>> Start QUOTED TEXT

Managing Inference Models in View of Anomaly Conditions Using Unsupervised Methods

Embodiments disclosed herein relate generally to managing inference models. More particularly, embodiments disclosed herein relate to systems and methods to manage the inference models in view of anomaly conditions that may impact predictions of the inference models.

Computing devices may provide computer-implemented services. The computer-implemented services may be used by users of the computing devices and/or devices operably connected to the computing devices. The computer-implemented services may be performed with hardware components such as processors, memory modules, storage devices, and communication devices. The operation of these components and the components of other devices may impact the performance of the computer-implemented services.

Various embodiments will be described with reference to details discussed below, and the accompanying drawings will illustrate the various embodiments. The following description and drawings are illustrative and are not to be construed as limiting. Numerous specific details are described to provide a thorough understanding of various embodiments. However, in certain instances, well-known or conventional details are not described in order to provide a concise discussion of embodiments disclosed herein.

Reference in the specification to “one embodiment” or “an embodiment” means that a particular feature, structure, or characteristic described in conjunction with the embodiment can be included in at least one embodiment. The appearances of the phrases “in one embodiment” and “an embodiment” in various places in the specification do not necessarily all refer to the same embodiment.

References to an “operable connection” or “operably connected” means that a particular device is able to communicate with one or more other devices. The devices themselves may be directly connected to one another or may be indirectly connected to one another through any number of intermediary devices, such as in a network topology.

In general, embodiments disclosed herein relate to methods and systems for managing an inference model. The inference model may be used to provide computer-implemented services. For example, during an inferencing process, an inference model may generate inferences such as predictions regarding future outcomes, based on time series data (e.g., ingest data). Downstream consumers of the inferences may rely on the quality of the inferences in order to make important decisions based on the predicted future outcomes. However, the ingest data may include data anomalies that, if included during the inferencing process, may affect the quality of the predictions.

For example, data anomalies included in the ingest data that are due to poor data quality (e.g., erroneous or irrelevant data samples) and/or malicious attacks (e.g., purposely misleading data samples) may have a negative impact on the quality of the predictions if used during inferencing.

However, data anomalies included in the ingest data that are due to anomaly conditions (e.g., war, famine, pestilence, material scarcity) occurring over a duration of time may provide context to the ingest data. These data anomalies and their context may be used to improve the quality of the predictions when taken into account during inferencing.

For example, the data anomalies may reflect conditions (e.g., events, circumstances) that may recur over time and that may impact business operations. Therefore, by retaining these data anomalies and by using the anomaly conditions to manage how the inference model analyzes different ingest data features (e.g., in context of the anomaly conditions), the inference model may be more likely to provide trustworthy predictions usable to optimize business goals when the conditions recur.

>> End QUOTED TEXT
>> Start STORED DATA

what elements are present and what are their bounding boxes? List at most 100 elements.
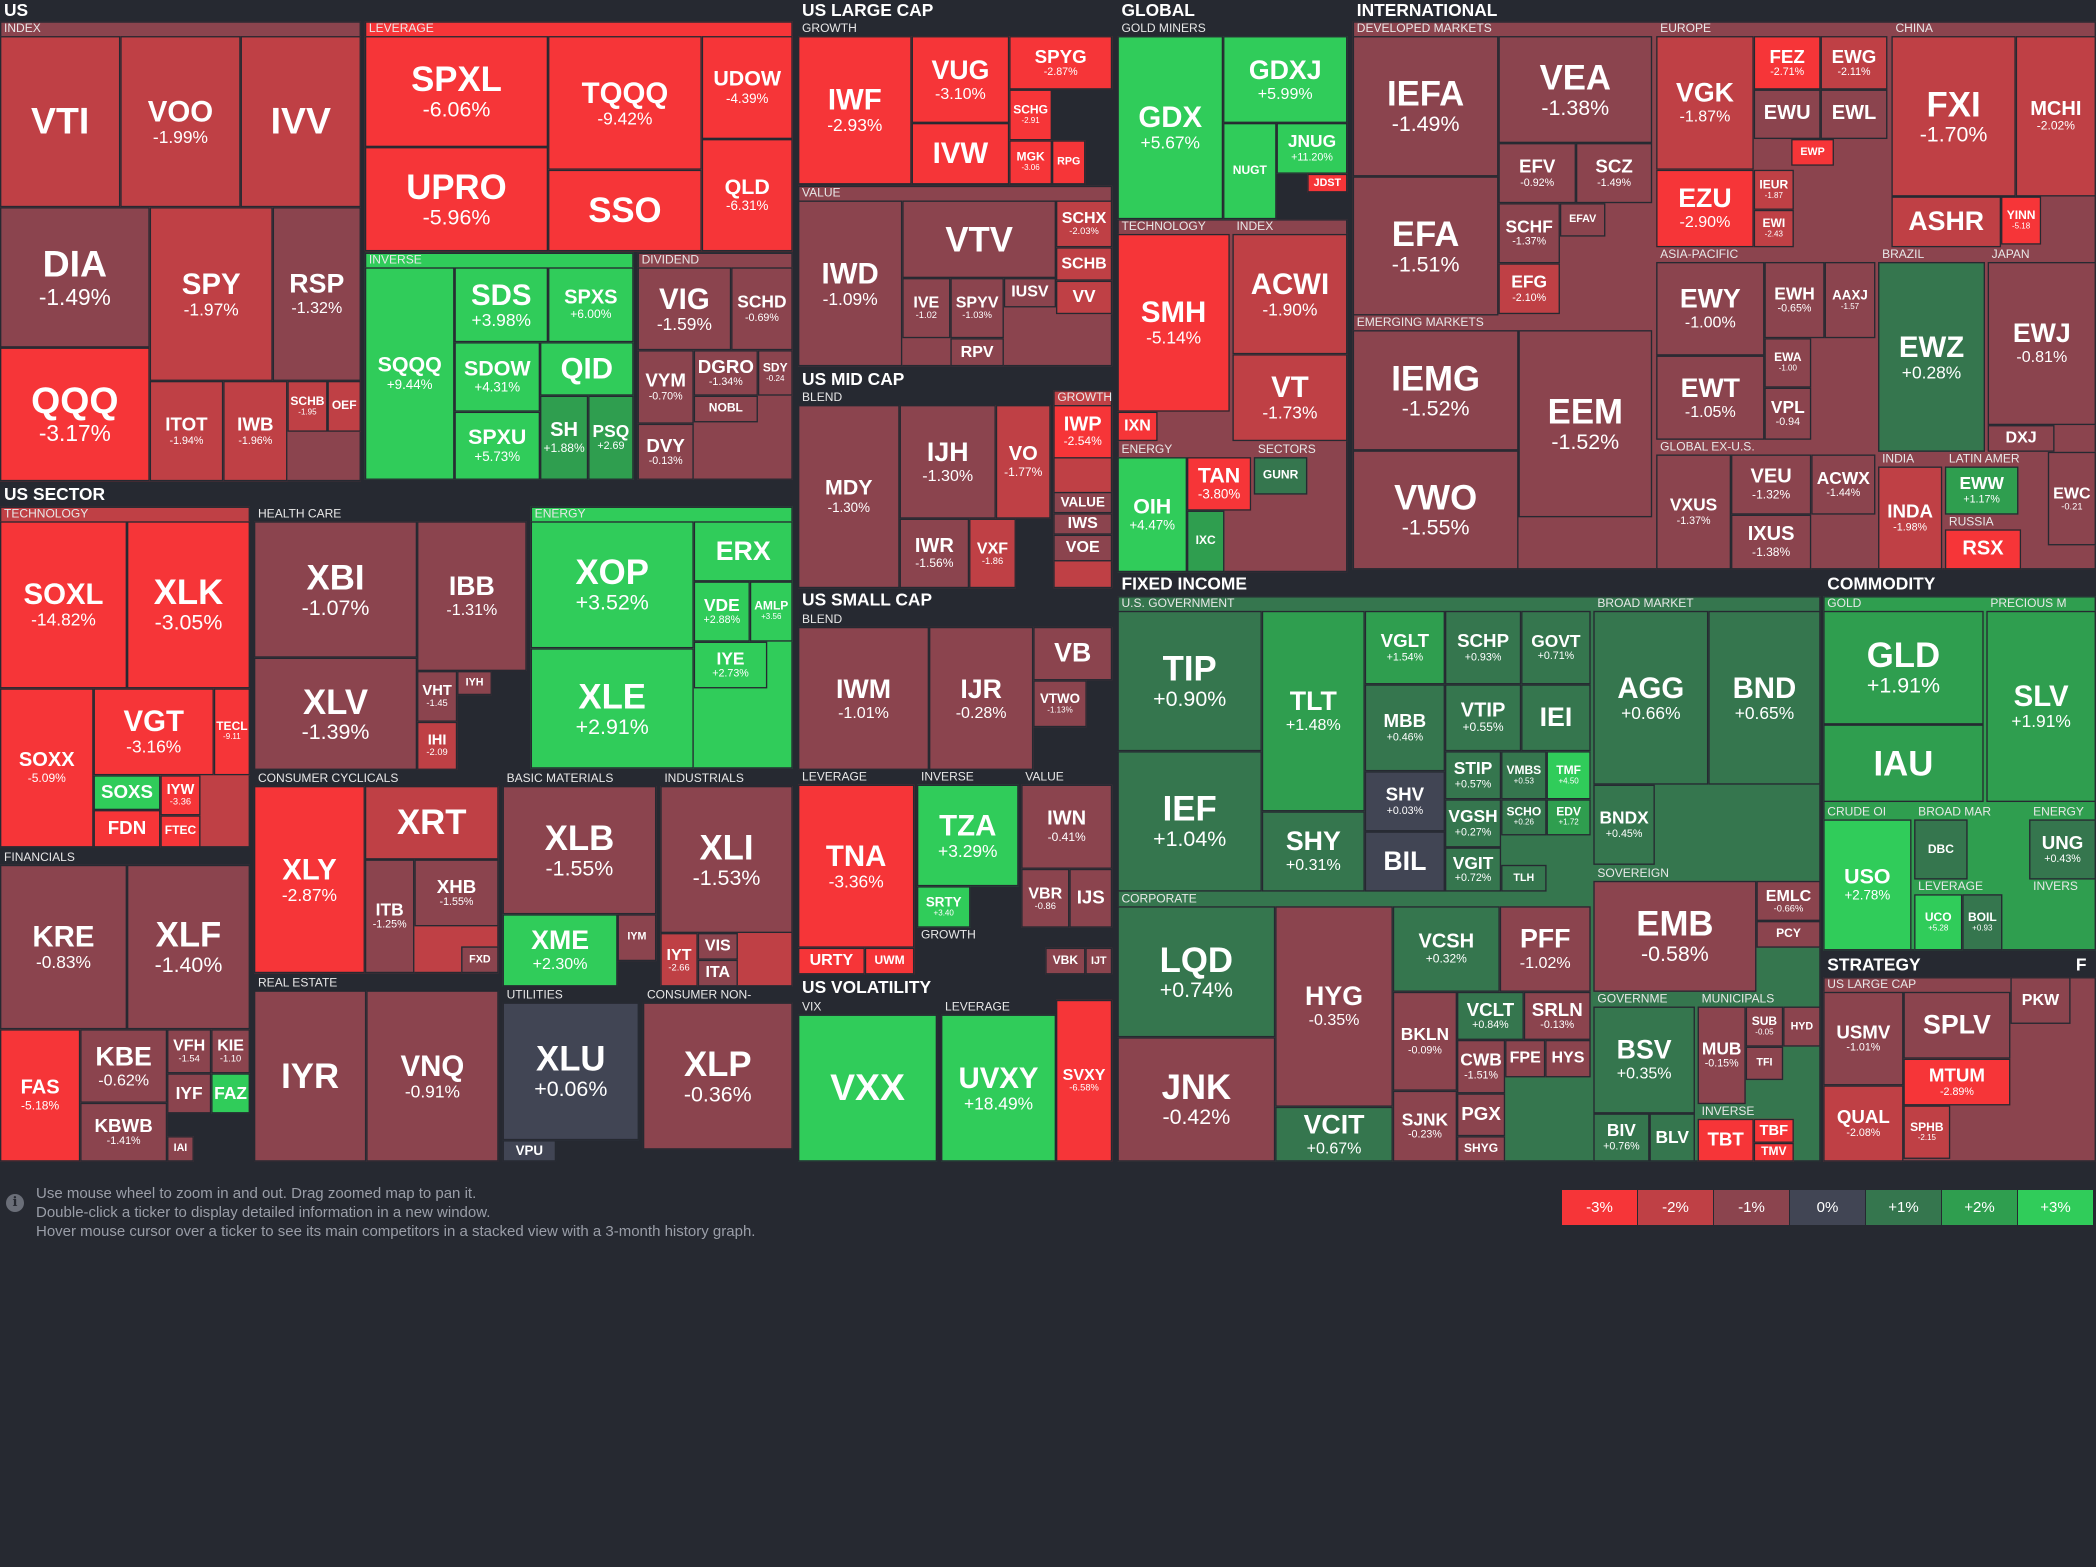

>> End STORED DATA

REQUIRED ACTIONS —
- A) Answer these from the text on managing inference models:
(i) Which hardware components may perform computer-implemented services?
(ii) What does "operably connected" mean?
(iii) What examples of anomaly conditions are given?
- B) Extend the text on managing inference models with a continuation that picks up after its last sentence.
The listing comes from a separate source.

ANSWERS TO THE TASKS —
- A)
(i) Processors, memory modules, storage devices, and communication devices.
(ii) A particular device is able to communicate with one or more other devices.
(iii) War, famine, pestilence, and material scarcity.

- B)
Thus, to increase the likelihood of providing high-quality predictions to downstream consumers, anomaly conditions that may be present in portions of ingest data may be identified and used to contextualize predictions generated by inference models with respect to the anomaly conditions.

To identify anomaly conditions associated with (portions of) the ingest data, a measure of anomalousness of the ingest data may be obtained using an anomaly detector. For example, the anomaly detector may include an inference model (e.g., a fixed-vector inference model) trained to generate a fixed output upon ingesting non-anomalous ingest data (and therefore an output other than the fixed output may be generated upon ingesting anomalous ingest data). Thus, an inference obtained using the inference model may be used as a measure of anomalousness of the ingest data, which may indicate (e.g., when compared to a threshold) whether an anomaly has been detected in the ingest data.

When a data anomaly is detected, the measure of anomalousness may be used as part of a classification process in order to classify the data anomaly by anomaly condition. The classification process may use a classification schema keyed to a deviation of the measure of anomalousness (e.g., from the fixed output). By doing so, data anomalies may be identified without relying on an availability of labeled training data (e.g., training data labeled by anomaly condition), which may be resource intensive to obtain.

To generate predictions in context of the anomaly condition using an inference model, attention data (e.g., the anomaly condition and/or other information) may be provided to an attention mechanism of the inference model. The attention mechanism may evaluate the attention data in order to update the inference model so that the updated inference model is able to generate predictions in context of the anomaly condition based on the ingest data.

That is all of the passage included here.